Exercise details -
Write out all of the data without omission, exactly as shown.

-- BEGIN Task material --

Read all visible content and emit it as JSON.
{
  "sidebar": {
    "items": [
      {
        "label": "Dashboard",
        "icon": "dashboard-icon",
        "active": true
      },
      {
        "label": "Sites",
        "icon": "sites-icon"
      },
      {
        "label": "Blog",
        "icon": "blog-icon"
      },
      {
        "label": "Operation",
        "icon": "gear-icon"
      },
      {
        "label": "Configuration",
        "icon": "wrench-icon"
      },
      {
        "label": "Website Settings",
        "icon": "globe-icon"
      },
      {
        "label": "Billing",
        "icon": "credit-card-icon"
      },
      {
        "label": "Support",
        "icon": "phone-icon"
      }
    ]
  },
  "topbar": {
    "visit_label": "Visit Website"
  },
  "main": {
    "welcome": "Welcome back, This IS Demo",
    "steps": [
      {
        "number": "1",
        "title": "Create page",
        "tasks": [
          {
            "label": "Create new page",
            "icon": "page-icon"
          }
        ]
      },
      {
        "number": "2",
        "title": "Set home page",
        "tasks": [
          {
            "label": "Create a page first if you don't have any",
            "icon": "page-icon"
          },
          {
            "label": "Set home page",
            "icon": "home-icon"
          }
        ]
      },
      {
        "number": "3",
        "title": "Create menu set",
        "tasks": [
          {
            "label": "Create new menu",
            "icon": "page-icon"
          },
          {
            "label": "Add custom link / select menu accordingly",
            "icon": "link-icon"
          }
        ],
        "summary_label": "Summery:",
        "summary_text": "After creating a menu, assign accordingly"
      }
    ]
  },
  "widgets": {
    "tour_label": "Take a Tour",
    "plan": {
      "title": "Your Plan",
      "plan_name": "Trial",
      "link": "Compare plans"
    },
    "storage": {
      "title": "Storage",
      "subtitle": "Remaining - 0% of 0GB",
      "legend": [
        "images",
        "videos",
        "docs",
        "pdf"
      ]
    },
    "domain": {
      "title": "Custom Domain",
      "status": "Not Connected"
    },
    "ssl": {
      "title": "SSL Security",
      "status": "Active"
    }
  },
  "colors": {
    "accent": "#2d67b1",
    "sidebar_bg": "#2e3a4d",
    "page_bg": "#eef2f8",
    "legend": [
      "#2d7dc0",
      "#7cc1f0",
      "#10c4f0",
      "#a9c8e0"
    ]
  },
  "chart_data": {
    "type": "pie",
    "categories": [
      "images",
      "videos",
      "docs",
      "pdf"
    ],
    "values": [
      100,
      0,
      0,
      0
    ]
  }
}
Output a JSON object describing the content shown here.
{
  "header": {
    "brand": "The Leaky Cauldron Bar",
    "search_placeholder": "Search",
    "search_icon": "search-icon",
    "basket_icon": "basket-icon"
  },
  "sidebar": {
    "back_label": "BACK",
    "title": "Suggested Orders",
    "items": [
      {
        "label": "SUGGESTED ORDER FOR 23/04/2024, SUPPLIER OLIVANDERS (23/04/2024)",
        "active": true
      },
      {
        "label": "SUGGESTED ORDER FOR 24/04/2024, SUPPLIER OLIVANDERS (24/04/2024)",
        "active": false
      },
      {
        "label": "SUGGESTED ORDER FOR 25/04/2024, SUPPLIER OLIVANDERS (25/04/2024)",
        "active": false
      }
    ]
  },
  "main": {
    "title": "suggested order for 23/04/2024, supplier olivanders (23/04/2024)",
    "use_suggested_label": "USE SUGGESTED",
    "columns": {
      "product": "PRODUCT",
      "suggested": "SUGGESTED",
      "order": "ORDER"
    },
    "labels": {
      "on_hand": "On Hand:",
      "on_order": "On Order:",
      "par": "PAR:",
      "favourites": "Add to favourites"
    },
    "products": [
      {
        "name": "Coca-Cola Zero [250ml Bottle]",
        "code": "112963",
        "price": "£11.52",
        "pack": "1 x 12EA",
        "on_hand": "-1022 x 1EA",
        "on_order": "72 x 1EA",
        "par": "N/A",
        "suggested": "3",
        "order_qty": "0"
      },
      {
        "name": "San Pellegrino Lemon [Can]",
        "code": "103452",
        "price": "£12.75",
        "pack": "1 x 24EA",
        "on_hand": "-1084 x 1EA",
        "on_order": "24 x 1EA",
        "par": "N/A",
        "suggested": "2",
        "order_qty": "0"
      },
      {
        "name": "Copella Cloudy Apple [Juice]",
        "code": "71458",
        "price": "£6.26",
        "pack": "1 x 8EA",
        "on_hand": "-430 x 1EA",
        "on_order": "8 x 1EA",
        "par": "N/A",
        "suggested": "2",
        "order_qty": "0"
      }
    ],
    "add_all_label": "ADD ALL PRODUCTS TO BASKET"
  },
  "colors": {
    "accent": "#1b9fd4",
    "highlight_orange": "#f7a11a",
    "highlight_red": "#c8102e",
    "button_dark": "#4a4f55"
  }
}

-- END Task material --

Exercise solution -
Read all visible content and emit it as JSON.
{
  "sidebar": {
    "items": [
      {
        "label": "Dashboard",
        "icon": "dashboard-icon",
        "active": true
      },
      {
        "label": "Sites",
        "icon": "sites-icon"
      },
      {
        "label": "Blog",
        "icon": "blog-icon"
      },
      {
        "label": "Operation",
        "icon": "gear-icon"
      },
      {
        "label": "Configuration",
        "icon": "wrench-icon"
      },
      {
        "label": "Website Settings",
        "icon": "globe-icon"
      },
      {
        "label": "Billing",
        "icon": "credit-card-icon"
      },
      {
        "label": "Support",
        "icon": "phone-icon"
      }
    ]
  },
  "topbar": {
    "visit_label": "Visit Website"
  },
  "main": {
    "welcome": "Welcome back, This IS Demo",
    "steps": [
      {
        "number": "1",
        "title": "Create page",
        "tasks": [
          {
            "label": "Create new page",
            "icon": "page-icon"
          }
        ]
      },
      {
        "number": "2",
        "title": "Set home page",
        "tasks": [
          {
            "label": "Create a page first if you don't have any",
            "icon": "page-icon"
          },
          {
            "label": "Set home page",
            "icon": "home-icon"
          }
        ]
      },
      {
        "number": "3",
        "title": "Create menu set",
        "tasks": [
          {
            "label": "Create new menu",
            "icon": "page-icon"
          },
          {
            "label": "Add custom link / select menu accordingly",
            "icon": "link-icon"
          }
        ],
        "summary_label": "Summery:",
        "summary_text": "After creating a menu, assign accordingly"
      }
    ]
  },
  "widgets": {
    "tour_label": "Take a Tour",
    "plan": {
      "title": "Your Plan",
      "plan_name": "Trial",
      "link": "Compare plans"
    },
    "storage": {
      "title": "Storage",
      "subtitle": "Remaining - 0% of 0GB",
      "legend": [
        "images",
        "videos",
        "docs",
        "pdf"
      ]
    },
    "domain": {
      "title": "Custom Domain",
      "status": "Not Connected"
    },
    "ssl": {
      "title": "SSL Security",
      "status": "Active"
    }
  },
  "colors": {
    "accent": "#2d67b1",
    "sidebar_bg": "#2e3a4d",
    "page_bg": "#eef2f8",
    "legend": [
      "#2d7dc0",
      "#7cc1f0",
      "#10c4f0",
      "#a9c8e0"
    ]
  },
  "chart_data": {
    "type": "pie",
    "categories": [
      "images",
      "videos",
      "docs",
      "pdf"
    ],
    "values": [
      100,
      0,
      0,
      0
    ]
  }
}
Output a JSON object describing the content shown here.
{
  "header": {
    "brand": "The Leaky Cauldron Bar",
    "search_placeholder": "Search",
    "search_icon": "search-icon",
    "basket_icon": "basket-icon"
  },
  "sidebar": {
    "back_label": "BACK",
    "title": "Suggested Orders",
    "items": [
      {
        "label": "SUGGESTED ORDER FOR 23/04/2024, SUPPLIER OLIVANDERS (23/04/2024)",
        "active": true
      },
      {
        "label": "SUGGESTED ORDER FOR 24/04/2024, SUPPLIER OLIVANDERS (24/04/2024)",
        "active": false
      },
      {
        "label": "SUGGESTED ORDER FOR 25/04/2024, SUPPLIER OLIVANDERS (25/04/2024)",
        "active": false
      }
    ]
  },
  "main": {
    "title": "suggested order for 23/04/2024, supplier olivanders (23/04/2024)",
    "use_suggested_label": "USE SUGGESTED",
    "columns": {
      "product": "PRODUCT",
      "suggested": "SUGGESTED",
      "order": "ORDER"
    },
    "labels": {
      "on_hand": "On Hand:",
      "on_order": "On Order:",
      "par": "PAR:",
      "favourites": "Add to favourites"
    },
    "products": [
      {
        "name": "Coca-Cola Zero [250ml Bottle]",
        "code": "112963",
        "price": "£11.52",
        "pack": "1 x 12EA",
        "on_hand": "-1022 x 1EA",
        "on_order": "72 x 1EA",
        "par": "N/A",
        "suggested": "3",
        "order_qty": "0"
      },
      {
        "name": "San Pellegrino Lemon [Can]",
        "code": "103452",
        "price": "£12.75",
        "pack": "1 x 24EA",
        "on_hand": "-1084 x 1EA",
        "on_order": "24 x 1EA",
        "par": "N/A",
        "suggested": "2",
        "order_qty": "0"
      },
      {
        "name": "Copella Cloudy Apple [Juice]",
        "code": "71458",
        "price": "£6.26",
        "pack": "1 x 8EA",
        "on_hand": "-430 x 1EA",
        "on_order": "8 x 1EA",
        "par": "N/A",
        "suggested": "2",
        "order_qty": "0"
      }
    ],
    "add_all_label": "ADD ALL PRODUCTS TO BASKET"
  },
  "colors": {
    "accent": "#1b9fd4",
    "highlight_orange": "#f7a11a",
    "highlight_red": "#c8102e",
    "button_dark": "#4a4f55"
  }
}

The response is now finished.